**Work required**
Find all lines in the listing that include the word "Real", then copy them.

**Entries with figure data**
.....

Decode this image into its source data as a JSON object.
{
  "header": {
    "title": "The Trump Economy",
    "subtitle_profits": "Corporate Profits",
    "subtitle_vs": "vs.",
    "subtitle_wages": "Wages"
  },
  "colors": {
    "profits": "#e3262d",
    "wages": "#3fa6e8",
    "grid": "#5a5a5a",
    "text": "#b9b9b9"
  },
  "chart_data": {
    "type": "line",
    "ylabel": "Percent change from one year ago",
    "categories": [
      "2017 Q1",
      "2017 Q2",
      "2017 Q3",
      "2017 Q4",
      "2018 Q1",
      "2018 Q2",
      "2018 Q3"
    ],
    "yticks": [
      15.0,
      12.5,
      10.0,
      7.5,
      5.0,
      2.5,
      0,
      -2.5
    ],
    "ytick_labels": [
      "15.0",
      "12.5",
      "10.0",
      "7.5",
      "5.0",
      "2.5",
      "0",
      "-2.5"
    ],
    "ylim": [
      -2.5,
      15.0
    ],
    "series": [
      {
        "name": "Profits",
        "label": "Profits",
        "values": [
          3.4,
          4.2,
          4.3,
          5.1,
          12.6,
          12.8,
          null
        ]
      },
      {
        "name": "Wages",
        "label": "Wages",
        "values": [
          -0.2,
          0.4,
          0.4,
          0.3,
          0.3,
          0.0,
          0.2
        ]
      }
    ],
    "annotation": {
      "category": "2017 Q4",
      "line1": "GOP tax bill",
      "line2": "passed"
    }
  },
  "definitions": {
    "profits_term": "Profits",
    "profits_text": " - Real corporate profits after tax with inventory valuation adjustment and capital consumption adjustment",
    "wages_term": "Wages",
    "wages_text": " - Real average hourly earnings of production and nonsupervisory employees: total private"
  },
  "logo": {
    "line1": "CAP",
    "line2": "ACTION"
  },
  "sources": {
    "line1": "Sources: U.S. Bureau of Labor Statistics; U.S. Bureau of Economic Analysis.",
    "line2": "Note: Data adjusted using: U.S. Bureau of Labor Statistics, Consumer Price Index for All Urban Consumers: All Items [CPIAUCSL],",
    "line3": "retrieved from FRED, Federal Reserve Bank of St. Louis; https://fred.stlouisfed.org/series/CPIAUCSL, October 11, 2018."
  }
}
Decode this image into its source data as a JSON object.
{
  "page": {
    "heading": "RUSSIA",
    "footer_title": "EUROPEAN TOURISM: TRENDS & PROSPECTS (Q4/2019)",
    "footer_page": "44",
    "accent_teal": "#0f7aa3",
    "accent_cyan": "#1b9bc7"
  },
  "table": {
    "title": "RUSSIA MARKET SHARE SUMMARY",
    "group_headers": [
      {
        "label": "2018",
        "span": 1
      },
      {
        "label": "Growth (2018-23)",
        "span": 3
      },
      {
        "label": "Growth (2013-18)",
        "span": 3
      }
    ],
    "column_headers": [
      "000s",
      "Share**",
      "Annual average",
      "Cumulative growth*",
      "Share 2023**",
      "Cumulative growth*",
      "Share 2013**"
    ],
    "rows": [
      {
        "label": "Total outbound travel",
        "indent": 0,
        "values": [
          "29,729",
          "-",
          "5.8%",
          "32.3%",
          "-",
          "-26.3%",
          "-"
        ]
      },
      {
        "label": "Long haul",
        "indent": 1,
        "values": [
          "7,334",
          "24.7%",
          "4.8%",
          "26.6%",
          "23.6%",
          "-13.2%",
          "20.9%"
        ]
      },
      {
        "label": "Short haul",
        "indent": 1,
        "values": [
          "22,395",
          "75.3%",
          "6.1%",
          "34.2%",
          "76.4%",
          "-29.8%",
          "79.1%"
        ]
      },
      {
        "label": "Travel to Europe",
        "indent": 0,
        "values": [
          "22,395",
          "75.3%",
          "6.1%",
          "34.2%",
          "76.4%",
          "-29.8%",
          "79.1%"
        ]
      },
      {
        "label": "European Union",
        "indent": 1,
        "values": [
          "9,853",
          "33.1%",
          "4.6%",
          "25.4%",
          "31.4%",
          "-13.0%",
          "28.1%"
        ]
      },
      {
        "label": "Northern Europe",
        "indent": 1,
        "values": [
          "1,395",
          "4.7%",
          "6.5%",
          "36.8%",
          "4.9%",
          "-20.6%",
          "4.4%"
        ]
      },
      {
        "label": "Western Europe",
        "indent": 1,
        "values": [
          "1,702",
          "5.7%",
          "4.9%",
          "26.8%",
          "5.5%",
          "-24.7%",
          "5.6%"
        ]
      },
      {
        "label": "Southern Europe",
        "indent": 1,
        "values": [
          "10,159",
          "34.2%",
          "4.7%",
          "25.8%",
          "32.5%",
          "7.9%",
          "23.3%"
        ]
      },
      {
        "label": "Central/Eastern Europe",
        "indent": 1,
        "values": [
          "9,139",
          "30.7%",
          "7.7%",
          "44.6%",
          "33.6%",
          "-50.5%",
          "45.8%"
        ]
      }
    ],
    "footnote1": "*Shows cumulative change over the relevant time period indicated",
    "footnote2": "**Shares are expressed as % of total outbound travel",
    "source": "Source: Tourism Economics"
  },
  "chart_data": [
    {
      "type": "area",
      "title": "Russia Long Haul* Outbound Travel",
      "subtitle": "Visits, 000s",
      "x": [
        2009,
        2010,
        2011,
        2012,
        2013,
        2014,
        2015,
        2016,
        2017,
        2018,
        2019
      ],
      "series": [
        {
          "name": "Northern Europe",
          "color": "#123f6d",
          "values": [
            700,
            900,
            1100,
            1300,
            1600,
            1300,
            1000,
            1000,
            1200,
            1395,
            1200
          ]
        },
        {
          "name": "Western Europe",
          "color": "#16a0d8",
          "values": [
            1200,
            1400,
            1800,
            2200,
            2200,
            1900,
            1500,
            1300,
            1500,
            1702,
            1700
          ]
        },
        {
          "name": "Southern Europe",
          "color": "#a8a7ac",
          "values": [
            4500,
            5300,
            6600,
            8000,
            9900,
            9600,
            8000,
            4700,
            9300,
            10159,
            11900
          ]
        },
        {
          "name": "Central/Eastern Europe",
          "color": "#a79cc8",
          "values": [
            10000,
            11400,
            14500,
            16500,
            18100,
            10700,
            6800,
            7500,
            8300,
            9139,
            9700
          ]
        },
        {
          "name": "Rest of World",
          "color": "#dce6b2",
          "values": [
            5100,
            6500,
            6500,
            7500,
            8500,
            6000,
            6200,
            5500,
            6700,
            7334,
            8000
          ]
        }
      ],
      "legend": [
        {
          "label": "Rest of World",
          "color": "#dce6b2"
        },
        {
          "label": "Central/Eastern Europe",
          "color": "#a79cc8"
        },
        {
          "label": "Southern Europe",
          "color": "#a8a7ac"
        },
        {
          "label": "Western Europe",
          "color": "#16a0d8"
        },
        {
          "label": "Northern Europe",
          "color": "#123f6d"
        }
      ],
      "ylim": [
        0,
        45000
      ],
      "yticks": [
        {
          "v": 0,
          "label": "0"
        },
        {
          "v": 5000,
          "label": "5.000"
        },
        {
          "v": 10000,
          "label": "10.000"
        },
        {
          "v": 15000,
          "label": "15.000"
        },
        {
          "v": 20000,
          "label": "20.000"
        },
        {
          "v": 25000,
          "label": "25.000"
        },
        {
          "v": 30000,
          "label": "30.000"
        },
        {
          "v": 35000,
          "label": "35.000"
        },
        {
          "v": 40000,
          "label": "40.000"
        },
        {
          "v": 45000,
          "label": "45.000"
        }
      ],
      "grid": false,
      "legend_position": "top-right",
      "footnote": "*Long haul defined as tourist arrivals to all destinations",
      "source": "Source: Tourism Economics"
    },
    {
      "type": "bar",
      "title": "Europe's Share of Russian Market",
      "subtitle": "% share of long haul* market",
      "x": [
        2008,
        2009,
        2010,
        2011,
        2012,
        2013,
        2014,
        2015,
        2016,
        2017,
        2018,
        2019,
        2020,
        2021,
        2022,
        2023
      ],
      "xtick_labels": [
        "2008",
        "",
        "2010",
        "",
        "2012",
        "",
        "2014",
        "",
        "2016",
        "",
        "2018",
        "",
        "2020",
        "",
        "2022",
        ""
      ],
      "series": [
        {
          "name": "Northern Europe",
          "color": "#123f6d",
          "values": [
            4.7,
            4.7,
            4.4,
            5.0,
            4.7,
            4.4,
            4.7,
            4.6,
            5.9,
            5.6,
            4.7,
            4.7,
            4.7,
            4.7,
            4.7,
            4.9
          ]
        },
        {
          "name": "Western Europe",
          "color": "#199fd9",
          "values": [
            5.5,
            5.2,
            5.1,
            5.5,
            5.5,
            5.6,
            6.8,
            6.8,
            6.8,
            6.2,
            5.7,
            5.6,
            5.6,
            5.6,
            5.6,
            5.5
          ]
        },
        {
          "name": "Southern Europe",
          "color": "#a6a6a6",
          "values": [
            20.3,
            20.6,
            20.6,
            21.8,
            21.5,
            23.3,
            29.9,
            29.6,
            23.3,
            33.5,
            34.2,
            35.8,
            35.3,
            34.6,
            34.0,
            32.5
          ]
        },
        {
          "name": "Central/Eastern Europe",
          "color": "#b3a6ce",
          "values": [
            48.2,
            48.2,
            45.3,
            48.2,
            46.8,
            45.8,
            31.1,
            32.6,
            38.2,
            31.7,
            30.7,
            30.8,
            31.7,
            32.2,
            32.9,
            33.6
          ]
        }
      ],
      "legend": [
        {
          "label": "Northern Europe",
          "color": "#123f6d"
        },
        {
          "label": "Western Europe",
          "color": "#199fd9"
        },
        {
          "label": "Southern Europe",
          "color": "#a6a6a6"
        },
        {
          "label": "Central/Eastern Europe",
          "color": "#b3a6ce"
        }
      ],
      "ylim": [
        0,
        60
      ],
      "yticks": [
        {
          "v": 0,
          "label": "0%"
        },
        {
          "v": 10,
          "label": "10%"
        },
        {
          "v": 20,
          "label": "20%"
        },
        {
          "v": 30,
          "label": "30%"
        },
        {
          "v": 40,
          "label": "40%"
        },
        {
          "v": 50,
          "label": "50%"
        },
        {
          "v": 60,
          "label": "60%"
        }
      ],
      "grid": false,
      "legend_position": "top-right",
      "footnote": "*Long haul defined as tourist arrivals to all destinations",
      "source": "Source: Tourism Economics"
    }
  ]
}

.....

**Problem solution**
    "profits_text": " - Real corporate profits after tax with inventory valuation adjustment and capital consumption adjustment",
    "wages_text": " - Real average hourly earnings of production and nonsupervisory employees: total private"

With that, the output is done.